#### [What to work on]
Take every line from the material that has the word "basal" in it.

#### [Task input]
------------------------------------------------------------

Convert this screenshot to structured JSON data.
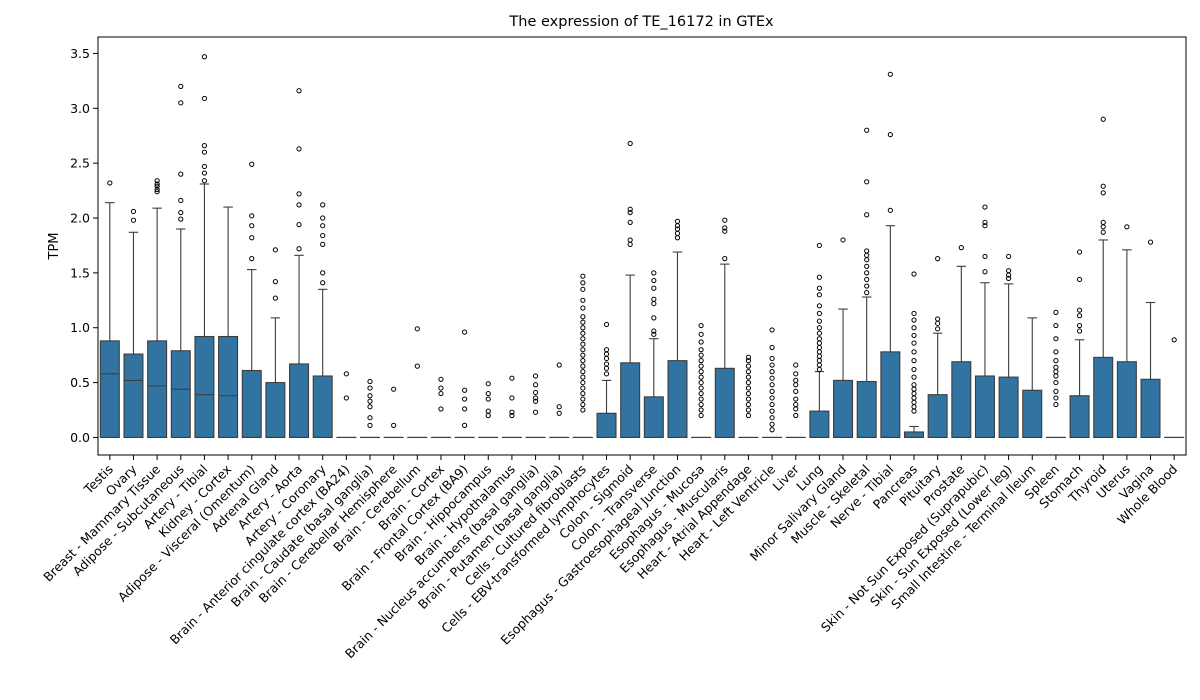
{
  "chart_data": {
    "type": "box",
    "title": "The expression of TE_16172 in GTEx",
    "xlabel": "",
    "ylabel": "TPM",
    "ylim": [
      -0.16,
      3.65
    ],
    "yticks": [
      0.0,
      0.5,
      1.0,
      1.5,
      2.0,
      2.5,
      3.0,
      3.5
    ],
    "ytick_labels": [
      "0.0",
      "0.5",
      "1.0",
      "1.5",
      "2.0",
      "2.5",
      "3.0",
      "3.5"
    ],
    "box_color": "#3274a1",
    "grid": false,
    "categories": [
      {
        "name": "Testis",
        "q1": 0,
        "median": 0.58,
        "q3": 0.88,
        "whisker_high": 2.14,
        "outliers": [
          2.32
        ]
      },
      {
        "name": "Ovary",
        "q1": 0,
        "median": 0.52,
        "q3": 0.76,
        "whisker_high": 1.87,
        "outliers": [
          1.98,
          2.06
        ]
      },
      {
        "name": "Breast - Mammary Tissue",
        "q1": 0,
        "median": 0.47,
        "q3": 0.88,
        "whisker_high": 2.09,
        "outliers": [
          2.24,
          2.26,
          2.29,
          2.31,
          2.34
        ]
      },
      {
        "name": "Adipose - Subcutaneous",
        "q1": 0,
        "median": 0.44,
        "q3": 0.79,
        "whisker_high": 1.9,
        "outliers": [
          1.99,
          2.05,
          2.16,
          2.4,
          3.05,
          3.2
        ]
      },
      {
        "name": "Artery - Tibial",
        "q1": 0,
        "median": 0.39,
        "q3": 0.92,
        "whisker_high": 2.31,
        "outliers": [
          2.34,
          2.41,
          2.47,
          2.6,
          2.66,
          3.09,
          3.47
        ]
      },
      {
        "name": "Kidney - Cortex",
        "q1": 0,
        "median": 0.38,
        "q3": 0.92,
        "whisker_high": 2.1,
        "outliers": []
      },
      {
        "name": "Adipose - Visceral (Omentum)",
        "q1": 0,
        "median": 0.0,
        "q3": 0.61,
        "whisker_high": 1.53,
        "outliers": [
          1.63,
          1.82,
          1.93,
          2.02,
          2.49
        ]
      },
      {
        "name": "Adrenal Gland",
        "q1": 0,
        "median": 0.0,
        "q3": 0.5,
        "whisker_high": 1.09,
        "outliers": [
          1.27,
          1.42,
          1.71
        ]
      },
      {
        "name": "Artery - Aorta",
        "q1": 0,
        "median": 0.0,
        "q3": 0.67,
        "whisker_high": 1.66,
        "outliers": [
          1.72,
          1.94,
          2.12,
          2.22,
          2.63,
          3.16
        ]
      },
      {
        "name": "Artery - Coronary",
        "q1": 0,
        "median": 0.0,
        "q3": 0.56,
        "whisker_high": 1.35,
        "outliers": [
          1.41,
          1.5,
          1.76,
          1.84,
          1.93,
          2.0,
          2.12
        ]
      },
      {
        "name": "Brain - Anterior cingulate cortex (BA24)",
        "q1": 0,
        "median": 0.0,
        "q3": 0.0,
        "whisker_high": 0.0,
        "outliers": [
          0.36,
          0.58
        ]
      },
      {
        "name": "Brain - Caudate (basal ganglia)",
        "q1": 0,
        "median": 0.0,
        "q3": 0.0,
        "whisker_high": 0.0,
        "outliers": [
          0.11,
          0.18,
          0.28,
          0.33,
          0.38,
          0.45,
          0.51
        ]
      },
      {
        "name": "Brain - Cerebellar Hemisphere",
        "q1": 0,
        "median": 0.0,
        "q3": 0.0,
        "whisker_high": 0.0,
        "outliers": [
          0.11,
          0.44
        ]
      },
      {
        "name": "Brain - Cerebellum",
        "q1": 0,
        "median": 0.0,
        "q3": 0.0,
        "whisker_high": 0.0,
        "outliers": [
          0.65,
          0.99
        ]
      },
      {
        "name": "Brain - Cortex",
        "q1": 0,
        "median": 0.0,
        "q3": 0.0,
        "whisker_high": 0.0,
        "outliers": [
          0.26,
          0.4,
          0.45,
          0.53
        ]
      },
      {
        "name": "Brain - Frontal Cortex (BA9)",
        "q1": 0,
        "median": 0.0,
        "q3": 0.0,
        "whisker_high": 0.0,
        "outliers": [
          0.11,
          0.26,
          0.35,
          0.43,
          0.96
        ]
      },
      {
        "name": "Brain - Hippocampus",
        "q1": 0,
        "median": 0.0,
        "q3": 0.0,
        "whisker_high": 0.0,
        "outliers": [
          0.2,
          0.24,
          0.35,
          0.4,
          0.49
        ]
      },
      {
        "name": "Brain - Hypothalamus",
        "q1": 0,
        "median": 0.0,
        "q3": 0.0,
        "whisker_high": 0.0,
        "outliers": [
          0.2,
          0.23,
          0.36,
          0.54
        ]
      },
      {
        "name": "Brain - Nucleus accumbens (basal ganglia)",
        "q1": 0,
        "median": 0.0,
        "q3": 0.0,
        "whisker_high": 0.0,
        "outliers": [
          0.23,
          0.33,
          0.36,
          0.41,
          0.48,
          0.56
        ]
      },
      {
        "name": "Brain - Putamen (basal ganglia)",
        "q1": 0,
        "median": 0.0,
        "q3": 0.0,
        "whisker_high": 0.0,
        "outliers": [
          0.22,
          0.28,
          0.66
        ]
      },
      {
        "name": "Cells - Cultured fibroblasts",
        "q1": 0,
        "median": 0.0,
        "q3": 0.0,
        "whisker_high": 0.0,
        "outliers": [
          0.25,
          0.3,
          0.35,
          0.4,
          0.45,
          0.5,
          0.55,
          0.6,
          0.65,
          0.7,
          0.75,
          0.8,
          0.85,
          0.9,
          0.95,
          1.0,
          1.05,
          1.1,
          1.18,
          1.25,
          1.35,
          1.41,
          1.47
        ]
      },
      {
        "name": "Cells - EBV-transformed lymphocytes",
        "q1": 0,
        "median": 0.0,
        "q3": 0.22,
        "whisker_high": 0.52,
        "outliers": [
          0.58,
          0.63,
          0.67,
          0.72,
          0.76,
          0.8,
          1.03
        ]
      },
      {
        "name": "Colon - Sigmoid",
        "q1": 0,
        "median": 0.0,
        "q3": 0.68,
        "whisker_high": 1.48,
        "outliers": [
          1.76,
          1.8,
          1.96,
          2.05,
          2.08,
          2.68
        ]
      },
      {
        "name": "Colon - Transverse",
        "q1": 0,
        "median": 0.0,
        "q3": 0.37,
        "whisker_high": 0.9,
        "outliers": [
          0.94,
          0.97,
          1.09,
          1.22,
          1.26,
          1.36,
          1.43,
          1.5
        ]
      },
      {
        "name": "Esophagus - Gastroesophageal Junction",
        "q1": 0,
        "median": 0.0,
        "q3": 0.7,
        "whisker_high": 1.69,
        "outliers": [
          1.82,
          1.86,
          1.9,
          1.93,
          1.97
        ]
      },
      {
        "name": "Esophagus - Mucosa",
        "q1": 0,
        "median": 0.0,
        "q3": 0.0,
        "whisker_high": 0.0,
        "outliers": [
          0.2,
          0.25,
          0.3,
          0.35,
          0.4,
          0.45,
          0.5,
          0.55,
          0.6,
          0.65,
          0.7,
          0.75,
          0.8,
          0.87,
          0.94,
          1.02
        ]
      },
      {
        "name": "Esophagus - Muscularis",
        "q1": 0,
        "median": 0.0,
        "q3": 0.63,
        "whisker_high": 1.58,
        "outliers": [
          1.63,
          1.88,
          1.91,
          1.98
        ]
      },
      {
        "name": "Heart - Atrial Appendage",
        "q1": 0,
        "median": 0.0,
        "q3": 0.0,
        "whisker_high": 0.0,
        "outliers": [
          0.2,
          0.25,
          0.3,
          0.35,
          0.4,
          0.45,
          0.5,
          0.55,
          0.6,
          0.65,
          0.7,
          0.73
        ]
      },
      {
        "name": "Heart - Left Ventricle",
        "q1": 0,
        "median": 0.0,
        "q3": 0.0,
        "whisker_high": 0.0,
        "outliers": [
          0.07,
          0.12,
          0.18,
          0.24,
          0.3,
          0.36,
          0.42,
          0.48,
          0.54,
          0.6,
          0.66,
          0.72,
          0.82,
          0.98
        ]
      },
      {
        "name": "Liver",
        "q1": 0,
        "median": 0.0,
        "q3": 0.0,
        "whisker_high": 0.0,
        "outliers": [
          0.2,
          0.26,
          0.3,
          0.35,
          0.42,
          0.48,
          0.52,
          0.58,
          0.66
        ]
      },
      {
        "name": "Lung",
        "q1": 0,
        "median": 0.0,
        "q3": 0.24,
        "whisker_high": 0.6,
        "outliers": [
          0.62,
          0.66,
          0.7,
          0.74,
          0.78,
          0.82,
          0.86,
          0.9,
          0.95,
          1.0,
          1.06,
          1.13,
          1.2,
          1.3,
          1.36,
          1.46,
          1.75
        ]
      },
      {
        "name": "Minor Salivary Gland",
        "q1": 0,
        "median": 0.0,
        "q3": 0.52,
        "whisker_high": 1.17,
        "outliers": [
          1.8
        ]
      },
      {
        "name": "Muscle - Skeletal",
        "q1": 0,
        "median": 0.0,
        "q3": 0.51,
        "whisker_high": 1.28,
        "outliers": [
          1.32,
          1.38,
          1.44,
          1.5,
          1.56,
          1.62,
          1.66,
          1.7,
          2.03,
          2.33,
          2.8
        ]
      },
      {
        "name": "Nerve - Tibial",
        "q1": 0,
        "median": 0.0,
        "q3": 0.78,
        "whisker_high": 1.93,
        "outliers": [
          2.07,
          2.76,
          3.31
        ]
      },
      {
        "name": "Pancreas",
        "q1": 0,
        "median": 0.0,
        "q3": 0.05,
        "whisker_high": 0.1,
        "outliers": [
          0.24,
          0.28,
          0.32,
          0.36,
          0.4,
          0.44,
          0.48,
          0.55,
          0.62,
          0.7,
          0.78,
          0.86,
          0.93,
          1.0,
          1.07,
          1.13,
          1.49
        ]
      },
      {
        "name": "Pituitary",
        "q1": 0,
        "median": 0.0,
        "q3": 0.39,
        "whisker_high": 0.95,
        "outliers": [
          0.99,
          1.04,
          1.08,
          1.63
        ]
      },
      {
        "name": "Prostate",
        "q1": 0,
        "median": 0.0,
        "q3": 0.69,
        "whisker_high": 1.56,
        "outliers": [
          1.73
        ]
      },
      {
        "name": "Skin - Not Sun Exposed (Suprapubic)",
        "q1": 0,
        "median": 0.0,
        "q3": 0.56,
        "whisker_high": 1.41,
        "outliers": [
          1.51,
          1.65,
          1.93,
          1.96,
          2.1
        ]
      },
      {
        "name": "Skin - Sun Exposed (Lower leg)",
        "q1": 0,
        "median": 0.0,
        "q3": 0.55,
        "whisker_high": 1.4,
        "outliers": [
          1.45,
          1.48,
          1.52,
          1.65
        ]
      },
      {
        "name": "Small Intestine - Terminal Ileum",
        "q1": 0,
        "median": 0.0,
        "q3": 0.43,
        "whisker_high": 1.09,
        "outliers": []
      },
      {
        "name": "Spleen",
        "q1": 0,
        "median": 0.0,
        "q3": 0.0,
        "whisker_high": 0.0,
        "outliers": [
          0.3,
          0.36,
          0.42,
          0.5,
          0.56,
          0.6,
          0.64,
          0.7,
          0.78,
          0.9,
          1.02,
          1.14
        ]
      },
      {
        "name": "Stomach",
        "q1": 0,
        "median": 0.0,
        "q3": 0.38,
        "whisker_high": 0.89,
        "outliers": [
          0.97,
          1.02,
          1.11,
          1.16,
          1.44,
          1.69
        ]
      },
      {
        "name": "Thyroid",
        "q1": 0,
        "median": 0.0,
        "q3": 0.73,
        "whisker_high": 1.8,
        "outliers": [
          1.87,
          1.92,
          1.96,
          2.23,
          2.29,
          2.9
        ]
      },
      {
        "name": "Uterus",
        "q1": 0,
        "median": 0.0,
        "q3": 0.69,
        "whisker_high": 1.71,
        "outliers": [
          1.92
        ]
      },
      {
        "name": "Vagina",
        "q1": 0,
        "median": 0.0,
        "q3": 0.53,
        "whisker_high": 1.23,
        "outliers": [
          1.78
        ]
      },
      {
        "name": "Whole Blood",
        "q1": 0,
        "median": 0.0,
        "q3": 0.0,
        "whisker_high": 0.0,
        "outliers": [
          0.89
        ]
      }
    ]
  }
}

------------------------------------------------------------

#### [Answer to this task]
        "name": "Brain - Caudate (basal ganglia)",
        "name": "Brain - Nucleus accumbens (basal ganglia)",
        "name": "Brain - Putamen (basal ganglia)",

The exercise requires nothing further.